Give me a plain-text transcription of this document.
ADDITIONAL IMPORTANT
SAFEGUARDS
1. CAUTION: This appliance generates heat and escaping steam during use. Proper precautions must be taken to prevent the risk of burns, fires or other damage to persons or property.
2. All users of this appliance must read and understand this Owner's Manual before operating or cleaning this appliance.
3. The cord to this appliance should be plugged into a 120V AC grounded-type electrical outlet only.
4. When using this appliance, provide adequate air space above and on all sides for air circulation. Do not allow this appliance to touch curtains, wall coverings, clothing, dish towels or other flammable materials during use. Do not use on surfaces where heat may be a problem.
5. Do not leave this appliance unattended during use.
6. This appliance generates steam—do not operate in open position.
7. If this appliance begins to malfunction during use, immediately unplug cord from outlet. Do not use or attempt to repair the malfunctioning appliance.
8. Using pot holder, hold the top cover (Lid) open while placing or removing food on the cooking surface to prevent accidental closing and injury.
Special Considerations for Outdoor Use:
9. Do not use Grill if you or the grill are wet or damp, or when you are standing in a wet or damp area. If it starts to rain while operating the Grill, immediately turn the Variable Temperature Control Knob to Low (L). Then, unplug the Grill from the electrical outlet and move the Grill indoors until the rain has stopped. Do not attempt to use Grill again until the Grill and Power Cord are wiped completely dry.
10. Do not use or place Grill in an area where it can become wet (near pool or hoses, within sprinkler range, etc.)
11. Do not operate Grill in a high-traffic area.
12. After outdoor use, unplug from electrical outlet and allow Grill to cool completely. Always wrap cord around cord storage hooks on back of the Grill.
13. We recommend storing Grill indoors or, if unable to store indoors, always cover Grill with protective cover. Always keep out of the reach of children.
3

+--

→ What this task involves:
Produce an exact copy of every entry above.

→ Answer to the problem:
Give me a plain-text transcription of this document.
ADDITIONAL IMPORTANT
SAFEGUARDS
1. CAUTION: This appliance generates heat and escaping steam during use. Proper precautions must be taken to prevent the risk of burns, fires or other damage to persons or property.
2. All users of this appliance must read and understand this Owner's Manual before operating or cleaning this appliance.
3. The cord to this appliance should be plugged into a 120V AC grounded-type electrical outlet only.
4. When using this appliance, provide adequate air space above and on all sides for air circulation. Do not allow this appliance to touch curtains, wall coverings, clothing, dish towels or other flammable materials during use. Do not use on surfaces where heat may be a problem.
5. Do not leave this appliance unattended during use.
6. This appliance generates steam—do not operate in open position.
7. If this appliance begins to malfunction during use, immediately unplug cord from outlet. Do not use or attempt to repair the malfunctioning appliance.
8. Using pot holder, hold the top cover (Lid) open while placing or removing food on the cooking surface to prevent accidental closing and injury.
Special Considerations for Outdoor Use:
9. Do not use Grill if you or the grill are wet or damp, or when you are standing in a wet or damp area. If it starts to rain while operating the Grill, immediately turn the Variable Temperature Control Knob to Low (L). Then, unplug the Grill from the electrical outlet and move the Grill indoors until the rain has stopped. Do not attempt to use Grill again until the Grill and Power Cord are wiped completely dry.
10. Do not use or place Grill in an area where it can become wet (near pool or hoses, within sprinkler range, etc.)
11. Do not operate Grill in a high-traffic area.
12. After outdoor use, unplug from electrical outlet and allow Grill to cool completely. Always wrap cord around cord storage hooks on back of the Grill.
13. We recommend storing Grill indoors or, if unable to store indoors, always cover Grill with protective cover. Always keep out of the reach of children.
3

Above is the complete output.